* **Records**
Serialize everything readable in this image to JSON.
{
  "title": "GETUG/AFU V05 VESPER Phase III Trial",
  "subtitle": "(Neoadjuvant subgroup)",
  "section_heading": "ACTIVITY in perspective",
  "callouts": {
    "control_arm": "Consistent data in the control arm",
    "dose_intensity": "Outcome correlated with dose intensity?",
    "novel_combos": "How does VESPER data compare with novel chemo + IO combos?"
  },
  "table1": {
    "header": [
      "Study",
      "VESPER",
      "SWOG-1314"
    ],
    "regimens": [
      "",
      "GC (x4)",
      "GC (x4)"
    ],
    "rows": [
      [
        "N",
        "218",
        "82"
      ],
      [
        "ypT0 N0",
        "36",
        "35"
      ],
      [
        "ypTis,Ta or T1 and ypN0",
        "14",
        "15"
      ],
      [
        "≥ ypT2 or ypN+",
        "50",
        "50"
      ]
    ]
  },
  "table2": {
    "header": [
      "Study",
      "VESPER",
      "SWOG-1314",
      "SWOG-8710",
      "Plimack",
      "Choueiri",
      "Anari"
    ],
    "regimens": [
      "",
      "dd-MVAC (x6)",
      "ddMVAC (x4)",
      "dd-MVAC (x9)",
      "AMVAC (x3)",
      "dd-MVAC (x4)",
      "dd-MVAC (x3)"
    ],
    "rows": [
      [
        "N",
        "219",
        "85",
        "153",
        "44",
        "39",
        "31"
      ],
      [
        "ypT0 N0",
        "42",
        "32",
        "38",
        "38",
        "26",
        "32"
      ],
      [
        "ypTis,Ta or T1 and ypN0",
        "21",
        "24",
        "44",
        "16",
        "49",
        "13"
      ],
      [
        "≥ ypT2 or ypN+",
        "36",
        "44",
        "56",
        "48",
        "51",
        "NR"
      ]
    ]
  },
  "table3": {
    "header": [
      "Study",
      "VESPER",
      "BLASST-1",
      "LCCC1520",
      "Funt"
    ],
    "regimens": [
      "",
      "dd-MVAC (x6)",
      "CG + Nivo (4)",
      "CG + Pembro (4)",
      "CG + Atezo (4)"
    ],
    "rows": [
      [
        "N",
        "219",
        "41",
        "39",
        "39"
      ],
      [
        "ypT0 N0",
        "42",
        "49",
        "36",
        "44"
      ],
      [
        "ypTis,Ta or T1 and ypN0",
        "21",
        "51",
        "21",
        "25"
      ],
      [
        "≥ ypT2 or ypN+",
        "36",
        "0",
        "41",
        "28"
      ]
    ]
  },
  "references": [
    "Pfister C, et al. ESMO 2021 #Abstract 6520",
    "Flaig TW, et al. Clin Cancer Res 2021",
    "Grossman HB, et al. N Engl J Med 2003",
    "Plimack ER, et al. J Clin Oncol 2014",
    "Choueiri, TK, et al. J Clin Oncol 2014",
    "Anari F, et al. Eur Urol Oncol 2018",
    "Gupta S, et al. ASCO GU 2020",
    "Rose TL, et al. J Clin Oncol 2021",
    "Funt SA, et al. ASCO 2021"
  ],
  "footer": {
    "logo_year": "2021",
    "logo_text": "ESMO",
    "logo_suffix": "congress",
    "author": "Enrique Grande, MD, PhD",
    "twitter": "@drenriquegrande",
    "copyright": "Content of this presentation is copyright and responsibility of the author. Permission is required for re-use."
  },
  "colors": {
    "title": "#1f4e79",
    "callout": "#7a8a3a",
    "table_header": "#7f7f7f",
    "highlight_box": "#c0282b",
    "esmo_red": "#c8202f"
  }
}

---

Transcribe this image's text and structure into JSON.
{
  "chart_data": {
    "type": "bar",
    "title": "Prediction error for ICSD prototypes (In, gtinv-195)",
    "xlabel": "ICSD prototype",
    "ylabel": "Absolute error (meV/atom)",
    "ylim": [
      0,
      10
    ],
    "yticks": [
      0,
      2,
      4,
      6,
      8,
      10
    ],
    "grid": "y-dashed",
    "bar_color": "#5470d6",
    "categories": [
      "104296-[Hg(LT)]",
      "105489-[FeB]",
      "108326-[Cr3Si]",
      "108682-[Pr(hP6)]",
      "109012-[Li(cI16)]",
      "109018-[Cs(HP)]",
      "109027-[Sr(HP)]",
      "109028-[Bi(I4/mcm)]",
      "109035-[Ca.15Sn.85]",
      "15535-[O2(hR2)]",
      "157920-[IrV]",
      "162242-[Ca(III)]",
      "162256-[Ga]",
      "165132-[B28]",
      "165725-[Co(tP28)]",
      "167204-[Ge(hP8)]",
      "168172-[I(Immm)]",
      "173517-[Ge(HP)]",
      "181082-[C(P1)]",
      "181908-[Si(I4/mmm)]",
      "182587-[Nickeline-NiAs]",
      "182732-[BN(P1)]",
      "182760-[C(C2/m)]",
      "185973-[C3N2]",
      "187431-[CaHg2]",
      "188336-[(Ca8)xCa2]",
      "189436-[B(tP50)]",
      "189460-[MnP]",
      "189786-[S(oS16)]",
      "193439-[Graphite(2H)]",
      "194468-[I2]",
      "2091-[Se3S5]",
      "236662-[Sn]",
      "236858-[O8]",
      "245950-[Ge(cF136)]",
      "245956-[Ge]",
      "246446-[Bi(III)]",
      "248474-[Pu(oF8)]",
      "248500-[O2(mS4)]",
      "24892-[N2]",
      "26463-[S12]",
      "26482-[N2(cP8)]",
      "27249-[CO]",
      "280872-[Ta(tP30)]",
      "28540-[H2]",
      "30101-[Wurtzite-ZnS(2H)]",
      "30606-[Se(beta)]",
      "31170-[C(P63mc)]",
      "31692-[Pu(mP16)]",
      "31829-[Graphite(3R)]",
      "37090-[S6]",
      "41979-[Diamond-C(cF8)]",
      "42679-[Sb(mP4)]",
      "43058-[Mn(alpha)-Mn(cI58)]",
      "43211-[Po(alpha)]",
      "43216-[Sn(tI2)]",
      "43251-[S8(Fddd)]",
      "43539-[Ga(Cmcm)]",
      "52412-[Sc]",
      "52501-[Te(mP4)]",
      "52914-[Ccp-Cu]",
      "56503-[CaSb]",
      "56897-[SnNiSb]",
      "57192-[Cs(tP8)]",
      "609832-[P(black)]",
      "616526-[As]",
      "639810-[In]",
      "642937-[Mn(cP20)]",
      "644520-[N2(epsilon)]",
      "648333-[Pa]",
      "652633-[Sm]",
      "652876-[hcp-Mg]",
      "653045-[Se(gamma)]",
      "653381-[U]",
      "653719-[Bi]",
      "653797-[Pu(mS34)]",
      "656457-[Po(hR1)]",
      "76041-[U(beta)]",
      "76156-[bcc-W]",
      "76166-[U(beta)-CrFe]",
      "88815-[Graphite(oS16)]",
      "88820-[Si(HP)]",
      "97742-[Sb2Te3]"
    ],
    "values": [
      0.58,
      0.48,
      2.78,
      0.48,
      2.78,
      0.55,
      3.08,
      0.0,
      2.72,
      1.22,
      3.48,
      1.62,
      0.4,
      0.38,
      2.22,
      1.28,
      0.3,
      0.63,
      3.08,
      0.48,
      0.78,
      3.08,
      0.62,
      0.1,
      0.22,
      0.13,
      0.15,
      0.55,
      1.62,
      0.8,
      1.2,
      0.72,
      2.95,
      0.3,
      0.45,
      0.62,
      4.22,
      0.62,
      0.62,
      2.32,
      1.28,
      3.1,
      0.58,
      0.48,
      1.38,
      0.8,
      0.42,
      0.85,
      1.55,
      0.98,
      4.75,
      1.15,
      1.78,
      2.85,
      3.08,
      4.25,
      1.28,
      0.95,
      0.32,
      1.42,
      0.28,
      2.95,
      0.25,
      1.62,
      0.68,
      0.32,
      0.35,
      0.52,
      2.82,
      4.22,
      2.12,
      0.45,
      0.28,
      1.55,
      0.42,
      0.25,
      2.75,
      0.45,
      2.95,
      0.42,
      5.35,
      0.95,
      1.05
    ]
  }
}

* **Exercise**
Return each line among the entries that holds the word "Choueiri".

* **Expected answer**
      "Choueiri",
    "Choueiri, TK, et al. J Clin Oncol 2014",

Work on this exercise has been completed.